• _Directions for this task_: Each line that follows is to be retyped exactly.

• _Excerpted records_:

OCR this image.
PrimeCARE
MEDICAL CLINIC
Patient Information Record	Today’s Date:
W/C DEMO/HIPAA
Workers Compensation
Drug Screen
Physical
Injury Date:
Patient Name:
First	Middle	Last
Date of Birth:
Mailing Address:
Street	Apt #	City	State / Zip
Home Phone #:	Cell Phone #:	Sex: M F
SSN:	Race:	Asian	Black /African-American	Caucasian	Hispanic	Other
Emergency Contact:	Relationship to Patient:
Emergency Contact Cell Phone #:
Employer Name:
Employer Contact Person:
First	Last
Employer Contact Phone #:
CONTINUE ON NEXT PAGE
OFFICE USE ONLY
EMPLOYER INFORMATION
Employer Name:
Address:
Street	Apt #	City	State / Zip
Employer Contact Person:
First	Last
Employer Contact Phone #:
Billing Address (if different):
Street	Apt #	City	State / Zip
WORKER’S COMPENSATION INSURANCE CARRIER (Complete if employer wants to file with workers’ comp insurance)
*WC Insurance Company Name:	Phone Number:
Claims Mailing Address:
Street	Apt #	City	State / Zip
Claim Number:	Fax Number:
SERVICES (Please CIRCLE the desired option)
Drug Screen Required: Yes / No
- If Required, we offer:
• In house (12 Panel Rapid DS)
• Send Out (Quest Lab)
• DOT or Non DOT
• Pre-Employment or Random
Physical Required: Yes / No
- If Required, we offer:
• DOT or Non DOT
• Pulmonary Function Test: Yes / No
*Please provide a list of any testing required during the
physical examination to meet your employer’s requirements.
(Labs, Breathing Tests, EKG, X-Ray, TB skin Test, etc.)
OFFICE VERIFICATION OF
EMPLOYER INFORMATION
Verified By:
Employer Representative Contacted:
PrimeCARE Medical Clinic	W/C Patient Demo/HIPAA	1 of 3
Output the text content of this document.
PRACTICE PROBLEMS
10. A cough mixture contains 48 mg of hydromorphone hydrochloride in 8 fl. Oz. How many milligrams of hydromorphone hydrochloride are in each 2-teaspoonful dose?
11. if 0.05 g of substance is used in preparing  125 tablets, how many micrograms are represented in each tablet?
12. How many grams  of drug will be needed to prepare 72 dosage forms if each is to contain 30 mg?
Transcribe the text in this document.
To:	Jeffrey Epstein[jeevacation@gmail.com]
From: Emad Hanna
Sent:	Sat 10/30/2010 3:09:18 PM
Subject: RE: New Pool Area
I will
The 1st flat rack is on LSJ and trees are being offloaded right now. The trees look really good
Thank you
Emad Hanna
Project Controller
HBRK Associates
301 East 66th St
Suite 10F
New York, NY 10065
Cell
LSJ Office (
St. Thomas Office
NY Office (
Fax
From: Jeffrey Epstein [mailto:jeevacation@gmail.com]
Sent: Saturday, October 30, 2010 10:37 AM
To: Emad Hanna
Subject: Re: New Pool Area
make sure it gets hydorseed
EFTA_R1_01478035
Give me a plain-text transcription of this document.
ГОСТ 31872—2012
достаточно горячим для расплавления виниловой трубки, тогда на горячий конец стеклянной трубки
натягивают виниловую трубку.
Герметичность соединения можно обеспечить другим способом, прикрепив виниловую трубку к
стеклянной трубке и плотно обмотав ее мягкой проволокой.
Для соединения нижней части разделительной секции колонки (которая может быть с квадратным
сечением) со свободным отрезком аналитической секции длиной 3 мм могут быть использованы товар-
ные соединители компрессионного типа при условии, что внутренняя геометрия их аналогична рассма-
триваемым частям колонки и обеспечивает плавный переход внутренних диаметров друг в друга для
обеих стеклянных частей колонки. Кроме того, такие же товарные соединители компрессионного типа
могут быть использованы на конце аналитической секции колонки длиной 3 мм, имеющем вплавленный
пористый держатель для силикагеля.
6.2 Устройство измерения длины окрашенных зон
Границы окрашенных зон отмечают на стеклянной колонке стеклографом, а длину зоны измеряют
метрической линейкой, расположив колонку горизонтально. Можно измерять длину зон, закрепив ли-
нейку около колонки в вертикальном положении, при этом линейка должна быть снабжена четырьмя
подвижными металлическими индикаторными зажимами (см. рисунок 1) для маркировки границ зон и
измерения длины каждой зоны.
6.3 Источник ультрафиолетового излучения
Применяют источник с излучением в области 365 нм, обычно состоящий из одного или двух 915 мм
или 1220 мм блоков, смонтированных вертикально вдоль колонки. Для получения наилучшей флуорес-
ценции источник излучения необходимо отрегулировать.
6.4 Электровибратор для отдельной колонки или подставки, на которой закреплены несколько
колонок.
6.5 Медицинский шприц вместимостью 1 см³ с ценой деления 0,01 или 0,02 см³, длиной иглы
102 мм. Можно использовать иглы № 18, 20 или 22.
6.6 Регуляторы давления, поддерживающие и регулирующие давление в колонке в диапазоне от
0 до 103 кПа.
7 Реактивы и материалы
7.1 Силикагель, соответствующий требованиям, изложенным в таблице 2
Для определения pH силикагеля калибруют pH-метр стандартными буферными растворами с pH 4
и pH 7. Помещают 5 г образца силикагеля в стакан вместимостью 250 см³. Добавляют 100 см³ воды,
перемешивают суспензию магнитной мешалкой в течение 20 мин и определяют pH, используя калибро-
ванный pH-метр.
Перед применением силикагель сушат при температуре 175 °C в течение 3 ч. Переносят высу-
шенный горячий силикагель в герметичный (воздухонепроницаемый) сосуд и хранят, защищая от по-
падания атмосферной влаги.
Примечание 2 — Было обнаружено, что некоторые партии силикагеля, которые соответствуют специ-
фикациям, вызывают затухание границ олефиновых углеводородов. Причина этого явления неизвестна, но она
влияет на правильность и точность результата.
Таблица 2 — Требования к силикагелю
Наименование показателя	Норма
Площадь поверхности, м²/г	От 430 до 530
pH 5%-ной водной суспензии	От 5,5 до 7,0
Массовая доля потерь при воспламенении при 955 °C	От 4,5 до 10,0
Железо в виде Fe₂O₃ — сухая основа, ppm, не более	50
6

• _The response_:
OCR this image.
PrimeCARE
MEDICAL CLINIC
Patient Information Record	Today’s Date:
W/C DEMO/HIPAA
Workers Compensation
Drug Screen
Physical
Injury Date:
Patient Name:
First	Middle	Last
Date of Birth:
Mailing Address:
Street	Apt #	City	State / Zip
Home Phone #:	Cell Phone #:	Sex: M F
SSN:	Race:	Asian	Black /African-American	Caucasian	Hispanic	Other
Emergency Contact:	Relationship to Patient:
Emergency Contact Cell Phone #:
Employer Name:
Employer Contact Person:
First	Last
Employer Contact Phone #:
CONTINUE ON NEXT PAGE
OFFICE USE ONLY
EMPLOYER INFORMATION
Employer Name:
Address:
Street	Apt #	City	State / Zip
Employer Contact Person:
First	Last
Employer Contact Phone #:
Billing Address (if different):
Street	Apt #	City	State / Zip
WORKER’S COMPENSATION INSURANCE CARRIER (Complete if employer wants to file with workers’ comp insurance)
*WC Insurance Company Name:	Phone Number:
Claims Mailing Address:
Street	Apt #	City	State / Zip
Claim Number:	Fax Number:
SERVICES (Please CIRCLE the desired option)
Drug Screen Required: Yes / No
- If Required, we offer:
• In house (12 Panel Rapid DS)
• Send Out (Quest Lab)
• DOT or Non DOT
• Pre-Employment or Random
Physical Required: Yes / No
- If Required, we offer:
• DOT or Non DOT
• Pulmonary Function Test: Yes / No
*Please provide a list of any testing required during the
physical examination to meet your employer’s requirements.
(Labs, Breathing Tests, EKG, X-Ray, TB skin Test, etc.)
OFFICE VERIFICATION OF
EMPLOYER INFORMATION
Verified By:
Employer Representative Contacted:
PrimeCARE Medical Clinic	W/C Patient Demo/HIPAA	1 of 3
Output the text content of this document.
PRACTICE PROBLEMS
10. A cough mixture contains 48 mg of hydromorphone hydrochloride in 8 fl. Oz. How many milligrams of hydromorphone hydrochloride are in each 2-teaspoonful dose?
11. if 0.05 g of substance is used in preparing  125 tablets, how many micrograms are represented in each tablet?
12. How many grams  of drug will be needed to prepare 72 dosage forms if each is to contain 30 mg?
Transcribe the text in this document.
To:	Jeffrey Epstein[jeevacation@gmail.com]
From: Emad Hanna
Sent:	Sat 10/30/2010 3:09:18 PM
Subject: RE: New Pool Area
I will
The 1st flat rack is on LSJ and trees are being offloaded right now. The trees look really good
Thank you
Emad Hanna
Project Controller
HBRK Associates
301 East 66th St
Suite 10F
New York, NY 10065
Cell
LSJ Office (
St. Thomas Office
NY Office (
Fax
From: Jeffrey Epstein [mailto:jeevacation@gmail.com]
Sent: Saturday, October 30, 2010 10:37 AM
To: Emad Hanna
Subject: Re: New Pool Area
make sure it gets hydorseed
EFTA_R1_01478035
Give me a plain-text transcription of this document.
ГОСТ 31872—2012
достаточно горячим для расплавления виниловой трубки, тогда на горячий конец стеклянной трубки
натягивают виниловую трубку.
Герметичность соединения можно обеспечить другим способом, прикрепив виниловую трубку к
стеклянной трубке и плотно обмотав ее мягкой проволокой.
Для соединения нижней части разделительной секции колонки (которая может быть с квадратным
сечением) со свободным отрезком аналитической секции длиной 3 мм могут быть использованы товар-
ные соединители компрессионного типа при условии, что внутренняя геометрия их аналогична рассма-
триваемым частям колонки и обеспечивает плавный переход внутренних диаметров друг в друга для
обеих стеклянных частей колонки. Кроме того, такие же товарные соединители компрессионного типа
могут быть использованы на конце аналитической секции колонки длиной 3 мм, имеющем вплавленный
пористый держатель для силикагеля.
6.2 Устройство измерения длины окрашенных зон
Границы окрашенных зон отмечают на стеклянной колонке стеклографом, а длину зоны измеряют
метрической линейкой, расположив колонку горизонтально. Можно измерять длину зон, закрепив ли-
нейку около колонки в вертикальном положении, при этом линейка должна быть снабжена четырьмя
подвижными металлическими индикаторными зажимами (см. рисунок 1) для маркировки границ зон и
измерения длины каждой зоны.
6.3 Источник ультрафиолетового излучения
Применяют источник с излучением в области 365 нм, обычно состоящий из одного или двух 915 мм
или 1220 мм блоков, смонтированных вертикально вдоль колонки. Для получения наилучшей флуорес-
ценции источник излучения необходимо отрегулировать.
6.4 Электровибратор для отдельной колонки или подставки, на которой закреплены несколько
колонок.
6.5 Медицинский шприц вместимостью 1 см³ с ценой деления 0,01 или 0,02 см³, длиной иглы
102 мм. Можно использовать иглы № 18, 20 или 22.
6.6 Регуляторы давления, поддерживающие и регулирующие давление в колонке в диапазоне от
0 до 103 кПа.
7 Реактивы и материалы
7.1 Силикагель, соответствующий требованиям, изложенным в таблице 2
Для определения pH силикагеля калибруют pH-метр стандартными буферными растворами с pH 4
и pH 7. Помещают 5 г образца силикагеля в стакан вместимостью 250 см³. Добавляют 100 см³ воды,
перемешивают суспензию магнитной мешалкой в течение 20 мин и определяют pH, используя калибро-
ванный pH-метр.
Перед применением силикагель сушат при температуре 175 °C в течение 3 ч. Переносят высу-
шенный горячий силикагель в герметичный (воздухонепроницаемый) сосуд и хранят, защищая от по-
падания атмосферной влаги.
Примечание 2 — Было обнаружено, что некоторые партии силикагеля, которые соответствуют специ-
фикациям, вызывают затухание границ олефиновых углеводородов. Причина этого явления неизвестна, но она
влияет на правильность и точность результата.
Таблица 2 — Требования к силикагелю
Наименование показателя	Норма
Площадь поверхности, м²/г	От 430 до 530
pH 5%-ной водной суспензии	От 5,5 до 7,0
Массовая доля потерь при воспламенении при 955 °C	От 4,5 до 10,0
Железо в виде Fe₂O₃ — сухая основа, ppm, не более	50
6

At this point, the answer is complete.